_Brief_
Please print all of the material below, word for word.

_Material shown_
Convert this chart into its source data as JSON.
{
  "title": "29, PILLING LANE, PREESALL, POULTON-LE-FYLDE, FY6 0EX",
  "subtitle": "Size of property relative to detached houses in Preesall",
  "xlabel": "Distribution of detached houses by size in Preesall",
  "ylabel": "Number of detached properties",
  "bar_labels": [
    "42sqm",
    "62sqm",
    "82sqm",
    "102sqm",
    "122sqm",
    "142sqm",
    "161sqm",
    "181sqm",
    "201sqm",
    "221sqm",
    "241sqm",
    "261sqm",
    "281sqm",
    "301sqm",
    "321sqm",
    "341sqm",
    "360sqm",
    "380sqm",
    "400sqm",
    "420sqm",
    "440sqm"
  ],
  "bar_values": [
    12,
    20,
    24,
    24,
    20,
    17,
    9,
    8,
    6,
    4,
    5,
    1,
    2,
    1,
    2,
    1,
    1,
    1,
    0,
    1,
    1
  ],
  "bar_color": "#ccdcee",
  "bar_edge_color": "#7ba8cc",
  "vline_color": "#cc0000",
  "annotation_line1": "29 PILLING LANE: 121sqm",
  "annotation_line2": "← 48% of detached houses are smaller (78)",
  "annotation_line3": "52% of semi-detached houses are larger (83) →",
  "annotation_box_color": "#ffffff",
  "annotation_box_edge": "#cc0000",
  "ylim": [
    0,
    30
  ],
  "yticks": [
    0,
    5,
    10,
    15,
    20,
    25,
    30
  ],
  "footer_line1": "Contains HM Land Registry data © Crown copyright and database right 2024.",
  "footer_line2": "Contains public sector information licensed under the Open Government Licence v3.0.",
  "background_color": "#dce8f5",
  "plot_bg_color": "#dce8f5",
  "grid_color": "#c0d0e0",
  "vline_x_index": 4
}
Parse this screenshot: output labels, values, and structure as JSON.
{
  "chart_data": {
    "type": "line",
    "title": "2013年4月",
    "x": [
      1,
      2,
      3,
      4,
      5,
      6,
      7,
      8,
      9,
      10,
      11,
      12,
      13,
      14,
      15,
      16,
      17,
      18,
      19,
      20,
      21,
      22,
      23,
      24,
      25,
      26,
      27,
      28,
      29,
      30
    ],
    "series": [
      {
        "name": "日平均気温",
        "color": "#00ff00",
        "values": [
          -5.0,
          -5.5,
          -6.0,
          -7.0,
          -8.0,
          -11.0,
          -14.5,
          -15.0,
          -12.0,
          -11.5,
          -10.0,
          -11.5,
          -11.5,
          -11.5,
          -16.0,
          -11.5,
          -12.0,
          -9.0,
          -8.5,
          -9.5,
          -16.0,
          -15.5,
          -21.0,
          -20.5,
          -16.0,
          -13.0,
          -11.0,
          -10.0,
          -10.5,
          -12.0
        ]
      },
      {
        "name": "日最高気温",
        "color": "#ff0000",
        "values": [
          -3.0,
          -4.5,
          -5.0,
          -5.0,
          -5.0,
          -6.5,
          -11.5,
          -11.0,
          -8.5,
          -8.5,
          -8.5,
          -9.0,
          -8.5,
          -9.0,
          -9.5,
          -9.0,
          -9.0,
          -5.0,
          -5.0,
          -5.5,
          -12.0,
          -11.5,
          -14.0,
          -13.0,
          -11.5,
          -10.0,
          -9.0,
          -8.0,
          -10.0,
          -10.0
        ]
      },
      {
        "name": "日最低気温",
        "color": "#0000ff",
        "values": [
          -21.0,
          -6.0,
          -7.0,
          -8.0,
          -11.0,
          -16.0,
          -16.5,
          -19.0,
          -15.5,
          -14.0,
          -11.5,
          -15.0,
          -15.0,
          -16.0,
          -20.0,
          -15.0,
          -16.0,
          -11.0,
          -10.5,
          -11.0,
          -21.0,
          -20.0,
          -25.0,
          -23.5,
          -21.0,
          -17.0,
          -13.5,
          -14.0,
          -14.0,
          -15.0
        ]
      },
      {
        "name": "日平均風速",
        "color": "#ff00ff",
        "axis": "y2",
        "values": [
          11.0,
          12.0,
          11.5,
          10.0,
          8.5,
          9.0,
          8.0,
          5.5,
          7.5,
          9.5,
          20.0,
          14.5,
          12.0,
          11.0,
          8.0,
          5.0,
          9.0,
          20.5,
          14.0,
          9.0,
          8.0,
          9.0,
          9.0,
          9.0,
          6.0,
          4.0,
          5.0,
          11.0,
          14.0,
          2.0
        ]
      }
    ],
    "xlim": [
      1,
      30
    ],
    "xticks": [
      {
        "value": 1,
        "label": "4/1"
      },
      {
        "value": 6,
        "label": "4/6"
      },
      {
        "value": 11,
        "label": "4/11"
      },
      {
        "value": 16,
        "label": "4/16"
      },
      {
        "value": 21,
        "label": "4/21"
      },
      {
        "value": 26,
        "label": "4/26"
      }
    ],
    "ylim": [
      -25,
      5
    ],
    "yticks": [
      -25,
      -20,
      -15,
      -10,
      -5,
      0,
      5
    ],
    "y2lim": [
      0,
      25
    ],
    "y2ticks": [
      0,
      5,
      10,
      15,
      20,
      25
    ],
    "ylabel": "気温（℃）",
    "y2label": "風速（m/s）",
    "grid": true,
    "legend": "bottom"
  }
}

_Completed task_
Convert this chart into its source data as JSON.
{
  "title": "29, PILLING LANE, PREESALL, POULTON-LE-FYLDE, FY6 0EX",
  "subtitle": "Size of property relative to detached houses in Preesall",
  "xlabel": "Distribution of detached houses by size in Preesall",
  "ylabel": "Number of detached properties",
  "bar_labels": [
    "42sqm",
    "62sqm",
    "82sqm",
    "102sqm",
    "122sqm",
    "142sqm",
    "161sqm",
    "181sqm",
    "201sqm",
    "221sqm",
    "241sqm",
    "261sqm",
    "281sqm",
    "301sqm",
    "321sqm",
    "341sqm",
    "360sqm",
    "380sqm",
    "400sqm",
    "420sqm",
    "440sqm"
  ],
  "bar_values": [
    12,
    20,
    24,
    24,
    20,
    17,
    9,
    8,
    6,
    4,
    5,
    1,
    2,
    1,
    2,
    1,
    1,
    1,
    0,
    1,
    1
  ],
  "bar_color": "#ccdcee",
  "bar_edge_color": "#7ba8cc",
  "vline_color": "#cc0000",
  "annotation_line1": "29 PILLING LANE: 121sqm",
  "annotation_line2": "← 48% of detached houses are smaller (78)",
  "annotation_line3": "52% of semi-detached houses are larger (83) →",
  "annotation_box_color": "#ffffff",
  "annotation_box_edge": "#cc0000",
  "ylim": [
    0,
    30
  ],
  "yticks": [
    0,
    5,
    10,
    15,
    20,
    25,
    30
  ],
  "footer_line1": "Contains HM Land Registry data © Crown copyright and database right 2024.",
  "footer_line2": "Contains public sector information licensed under the Open Government Licence v3.0.",
  "background_color": "#dce8f5",
  "plot_bg_color": "#dce8f5",
  "grid_color": "#c0d0e0",
  "vline_x_index": 4
}
Parse this screenshot: output labels, values, and structure as JSON.
{
  "chart_data": {
    "type": "line",
    "title": "2013年4月",
    "x": [
      1,
      2,
      3,
      4,
      5,
      6,
      7,
      8,
      9,
      10,
      11,
      12,
      13,
      14,
      15,
      16,
      17,
      18,
      19,
      20,
      21,
      22,
      23,
      24,
      25,
      26,
      27,
      28,
      29,
      30
    ],
    "series": [
      {
        "name": "日平均気温",
        "color": "#00ff00",
        "values": [
          -5.0,
          -5.5,
          -6.0,
          -7.0,
          -8.0,
          -11.0,
          -14.5,
          -15.0,
          -12.0,
          -11.5,
          -10.0,
          -11.5,
          -11.5,
          -11.5,
          -16.0,
          -11.5,
          -12.0,
          -9.0,
          -8.5,
          -9.5,
          -16.0,
          -15.5,
          -21.0,
          -20.5,
          -16.0,
          -13.0,
          -11.0,
          -10.0,
          -10.5,
          -12.0
        ]
      },
      {
        "name": "日最高気温",
        "color": "#ff0000",
        "values": [
          -3.0,
          -4.5,
          -5.0,
          -5.0,
          -5.0,
          -6.5,
          -11.5,
          -11.0,
          -8.5,
          -8.5,
          -8.5,
          -9.0,
          -8.5,
          -9.0,
          -9.5,
          -9.0,
          -9.0,
          -5.0,
          -5.0,
          -5.5,
          -12.0,
          -11.5,
          -14.0,
          -13.0,
          -11.5,
          -10.0,
          -9.0,
          -8.0,
          -10.0,
          -10.0
        ]
      },
      {
        "name": "日最低気温",
        "color": "#0000ff",
        "values": [
          -21.0,
          -6.0,
          -7.0,
          -8.0,
          -11.0,
          -16.0,
          -16.5,
          -19.0,
          -15.5,
          -14.0,
          -11.5,
          -15.0,
          -15.0,
          -16.0,
          -20.0,
          -15.0,
          -16.0,
          -11.0,
          -10.5,
          -11.0,
          -21.0,
          -20.0,
          -25.0,
          -23.5,
          -21.0,
          -17.0,
          -13.5,
          -14.0,
          -14.0,
          -15.0
        ]
      },
      {
        "name": "日平均風速",
        "color": "#ff00ff",
        "axis": "y2",
        "values": [
          11.0,
          12.0,
          11.5,
          10.0,
          8.5,
          9.0,
          8.0,
          5.5,
          7.5,
          9.5,
          20.0,
          14.5,
          12.0,
          11.0,
          8.0,
          5.0,
          9.0,
          20.5,
          14.0,
          9.0,
          8.0,
          9.0,
          9.0,
          9.0,
          6.0,
          4.0,
          5.0,
          11.0,
          14.0,
          2.0
        ]
      }
    ],
    "xlim": [
      1,
      30
    ],
    "xticks": [
      {
        "value": 1,
        "label": "4/1"
      },
      {
        "value": 6,
        "label": "4/6"
      },
      {
        "value": 11,
        "label": "4/11"
      },
      {
        "value": 16,
        "label": "4/16"
      },
      {
        "value": 21,
        "label": "4/21"
      },
      {
        "value": 26,
        "label": "4/26"
      }
    ],
    "ylim": [
      -25,
      5
    ],
    "yticks": [
      -25,
      -20,
      -15,
      -10,
      -5,
      0,
      5
    ],
    "y2lim": [
      0,
      25
    ],
    "y2ticks": [
      0,
      5,
      10,
      15,
      20,
      25
    ],
    "ylabel": "気温（℃）",
    "y2label": "風速（m/s）",
    "grid": true,
    "legend": "bottom"
  }
}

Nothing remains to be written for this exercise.